Requirements:
**a)** Answer these questions using the text on the CAL component model:
(i) Which two source-form formats are currently supported?
(ii) Which object-oriented languages are named as providing their classes in source form?
(iii) According to the text, what is lost when Java byte code is decompiled?
**b)** Quote the text on the CAL component model from "Well, it already" up to and including "to source form.".
**c)** Write what comes next in the text on the CAL component model, continuing after its final sentence.

Text passage:
- - - - - - -

A component model defines the kind of information that can be known about
a component, and how this information is structured.
The CAL component model is simple---actors are our components, and
we use CAL to represent actors. CAL representations are composed with each
other, resulting in a CAL representation of the composite (cf. here),
and CAL representations are used to generate target code. However, we do not
really use CAL directly, we use a source form representation (format)
based on XML, called CalML.
In this discussion, the term source form applies to any representation
that preserves all semantically relevant information contained in the source
code. For example, it has to preserve the actions, the guards, input patterns,
etc., but it may remove comments and formatting, it may rename internal variables,
and so on, because these transformations are semantically neutral. It may,
of course, also store the actor in a 'non-textual' (binary) format, or in
some 'weird' textual format, such as XML (e.g. CalML).
Under this definition, Java byte-code is (almost) a source form of Java programs,
because it essentially represents the complete semantically relevant information
contained in a Java source file, as evidenced by the fact that it can relatively
easily be decompiled.
Currently, we are supporting two source-form formats: CAL source code
and CalML, an XML dialect.
Component model FAQ
In the following we will address some of the questions concerning the choice
of source form as a component model.
Why source form?
There are two key reasons for this:
- Using source form, which is basically (i.e. except for its concrete representation)
defined by the language, you do not need to invent yet another, non-source-form
format. In designing a language, you have already in essence defined your
component model. Unless there is a compelling reason for it (and those exist,
see below), why define another one?
- Source form, by definition, contains everything that is semantically relevant
about an actor. Similarly, a non-source-form format most likely omits some
of this information. This may be acceptable, or even desirable in some contexts,
but if you need the information, there is no way to get it back. In other
words, it is easier to later throw information away, than to try to recreate
it. This is also why we refer to source form as a low-entropy representation.
The last point is particularly important in our case, because we do not
know how our components are going to be composed. In fact, factoring out
the composition mechanism and allowing users to define their own is one of
the key contributions we are hoping to make. Because we cannot (and do not
want to!) make many assumptions about the composition mechanism, we do
not know which information about an actor will be relevant. We have designed
the CAL actor language so that it is easy to get a lot of structural information
about the actor, either directly, or by simple analyses. At least in our context,
it would seem a paradoxical next step to design a component model that selects
a fixed subset of this information, and throws away all the rest, thereby
making it inaccessible to future composition operators.
Source form as a component model is not a new thing. In fact, it is probably
the oldest component model---punch cards contained source, so did Lisp files,
shell scripts, etc. In more recent days, object-oriented language such as
Smalltalk, Eiffel, and Java provide their classes in source form---in the
case of Java, in a binary source form. (Smalltalk's images may also be considered
'binary source form', of course.)
What about protecting IP?
A source form component model essentially suggest to make the source code
a distribution format, raising issues of protecting intellectual property.
Can source form be a vehicle for commercial IP?
Well, it already is. Every bit of Java software (to mention just the most
well-known case) is essentially provided in source form---using existing techniques
and tools, byte code, the binary distribution format for Java code, can be
decompiled into something that is structurally almost identical to the source
code. Semantically irrelevant details such as local variable names are lost,
but the code structure, the algorithms, are recovered. Therefore, byte code
is very close to source form.

- - - - - - -

Region annotation records
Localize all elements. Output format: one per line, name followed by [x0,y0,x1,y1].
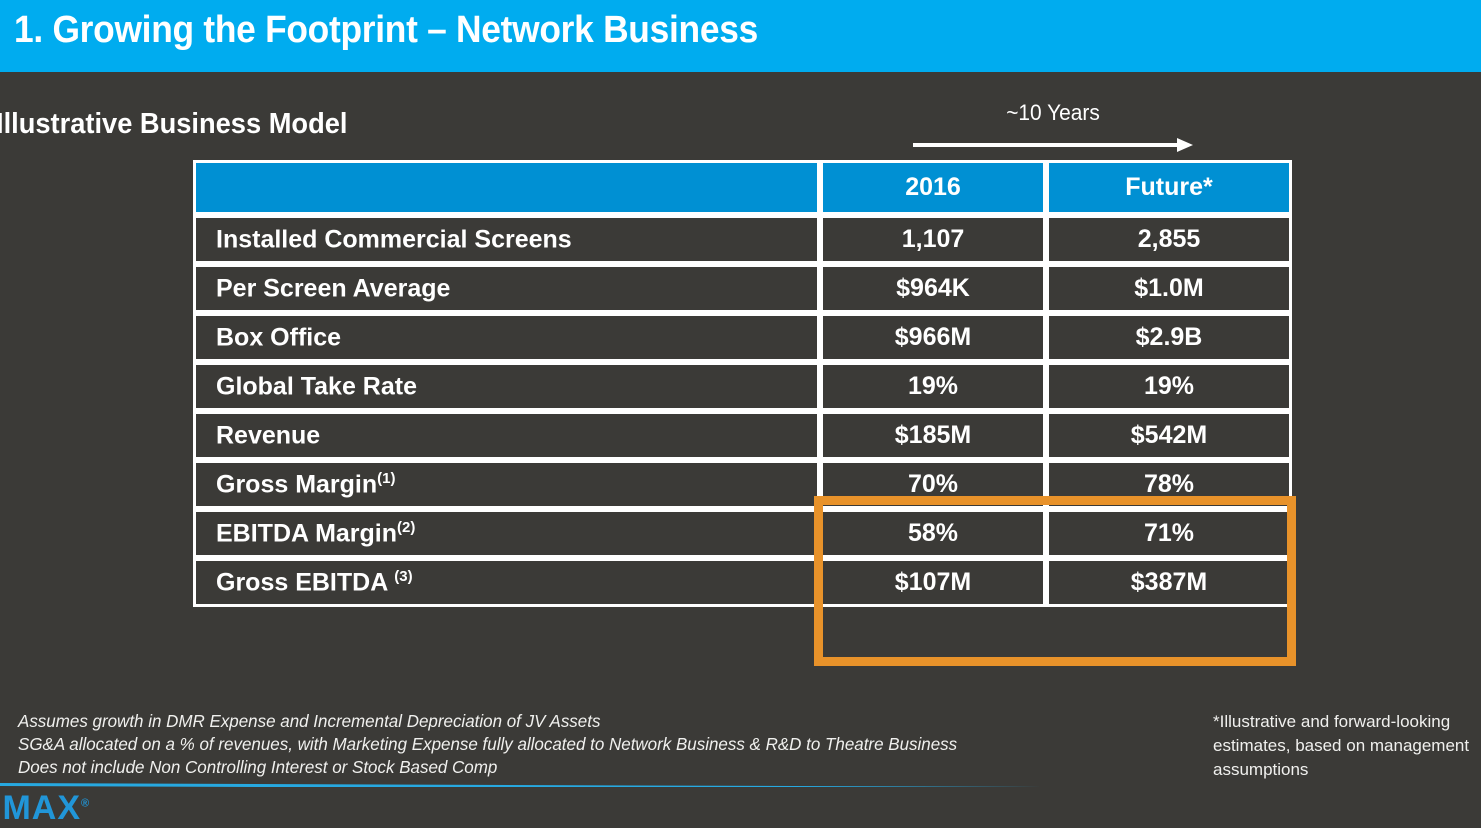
footnote-line-3: Does not include Non Controlling Interes… [18,756,957,779]
row-label-text: Box Office [216,323,341,351]
cell-future: $2.9B [1046,313,1292,362]
table-header-row: 2016 Future* [193,160,1292,215]
timeline-annotation: ~10 Years [913,100,1193,126]
table-row: Per Screen Average $964K $1.0M [193,264,1292,313]
row-label-text: EBITDA Margin [216,519,397,547]
table-row: Gross Margin(1) 70% 78% [193,460,1292,509]
imax-logo: IMAX® [0,789,90,828]
right-arrow-icon [913,138,1193,152]
table-row: Installed Commercial Screens 1,107 2,855 [193,215,1292,264]
section-heading: Illustrative Business Model [0,108,347,141]
table-row: Global Take Rate 19% 19% [193,362,1292,411]
arrow-shaft [913,143,1181,147]
row-label-text: Gross EBITDA [216,568,394,596]
row-label-superscript: (1) [377,470,395,487]
imax-logo-trademark: ® [81,798,90,810]
row-label-text: Per Screen Average [216,274,450,302]
table-row: EBITDA Margin(2) 58% 71% [193,509,1292,558]
row-label-text: Installed Commercial Screens [216,225,572,253]
row-label: Gross Margin(1) [193,460,820,509]
row-label: Installed Commercial Screens [193,215,820,264]
illustrative-business-model-table: 2016 Future* Installed Commercial Screen… [193,160,1292,607]
bottom-divider [0,782,1481,787]
column-header-2016: 2016 [820,160,1046,215]
row-label-superscript: (3) [394,568,412,585]
cell-future: $1.0M [1046,264,1292,313]
slide-title-bar: 1. Growing the Footprint – Network Busin… [0,0,1481,72]
row-label-text: Revenue [216,421,320,449]
cell-future: 71% [1046,509,1292,558]
cell-future: $387M [1046,558,1292,607]
page-title: 1. Growing the Footprint – Network Busin… [14,9,758,52]
row-label-text: Gross Margin [216,470,377,498]
cell-future: 78% [1046,460,1292,509]
cell-future: 19% [1046,362,1292,411]
arrow-head [1177,138,1193,152]
row-label: Revenue [193,411,820,460]
row-label: Per Screen Average [193,264,820,313]
cell-2016: $964K [820,264,1046,313]
timeline-label: ~10 Years [920,100,1186,126]
row-label-text: Global Take Rate [216,372,417,400]
footnote-line-2: SG&A allocated on a % of revenues, with … [18,733,957,756]
divider-line [0,783,1481,787]
row-label-superscript: (2) [397,519,415,536]
footnote-line-1: Assumes growth in DMR Expense and Increm… [18,710,957,733]
table-row: Gross EBITDA (3) $107M $387M [193,558,1292,607]
forward-looking-disclaimer: *Illustrative and forward-looking estima… [1213,710,1481,782]
cell-future: 2,855 [1046,215,1292,264]
cell-2016: 1,107 [820,215,1046,264]
row-label: Gross EBITDA (3) [193,558,820,607]
cell-2016: 58% [820,509,1046,558]
imax-logo-text: IMAX [0,789,81,827]
cell-2016: $107M [820,558,1046,607]
row-label: Box Office [193,313,820,362]
footnotes: Assumes growth in DMR Expense and Increm… [18,710,957,779]
column-header-metric [193,160,820,215]
cell-future: $542M [1046,411,1292,460]
table-row: Box Office $966M $2.9B [193,313,1292,362]
row-label: Global Take Rate [193,362,820,411]
cell-2016: 70% [820,460,1046,509]
column-header-future: Future* [1046,160,1292,215]
row-label: EBITDA Margin(2) [193,509,820,558]
cell-2016: $185M [820,411,1046,460]
table-row: Revenue $185M $542M [193,411,1292,460]
cell-2016: 19% [820,362,1046,411]
cell-2016: $966M [820,313,1046,362]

- - - - - - -

Answers per task:
**a)**
(i) CAL source code and CalML, an XML dialect.
(ii) Smalltalk, Eiffel, and Java.
(iii) Semantically irrelevant details such as local variable names.

**b)**
Well, it already is. Every bit of Java software (to mention just the most
well-known case) is essentially provided in source form---using existing techniques
and tools, byte code, the binary distribution format for Java code, can be
decompiled into something that is structurally almost identical to the source
code. Semantically irrelevant details such as local variable names are lost,
but the code structure, the algorithms, are recovered. Therefore, byte code
is very close to source form.

**c)**
The way the software vendors deal with this problem in Java is by using obfuscation,
i.e. by transforming the code so that it still performs the same function,
but its design intent and intellectual content are very difficult to access
(see e.g. this
article by Greg Travis on Java obfuscation). Similar techniques would
apply to any source form, including that of CAL.
[Note: In truth, Java byte code is somewhat of a limit case of what can usefully
be called 'source form'. There are valid byte-code programs that are difficult
to decompile, and of course the general code structure itself is really different
from the original source. Furthermore, some transformations, such as constant
substitution, cannot be reversed in principle. For the purposes of this discussion,
however, it is close enough to being source form.]
Apart from obfuscation, sensitive code may also be relegated to external
functions, which are not themselves implemented in CAL, but only called from
it. Furthermore, implementors may use CAL to implement systems containing
IP, and then generate code to a non-source-form component model for shipping
and deployment.
What about encapsulation?
It may seem that distributing actors in source form would encourage breaking
encapsulation between actors. In order to discuss this, we need to distinguish
'psychological' encapsulation from 'technical' encapsulation. The former describes
the absence knowledge that passes from one actor's internal implementation
to another by way of the programmer's head---because the programmer knows
how actor A works internally, he or she may be induced to assume this internal
knowledge when writing an actor B which interacts with A. It seems as though
the best way to prevent this is a proper education of programmers, and a good
development process, rather than obscuring parts of the system from the programmer's
view, lest he or she does something stupid.
By contrast, 'technical' encapsulation describes technical barriers to actors
directly accessing internal features of each other. CAL provides perfect technical
encapsulation, in the sense that actors have no way to even know about each
other, much less directly access each other's state. They do not even have
a way to find out who they are communicating with. This is a consequence of
the CAL language design, and quite independent of the fact that they are delivered
in source form.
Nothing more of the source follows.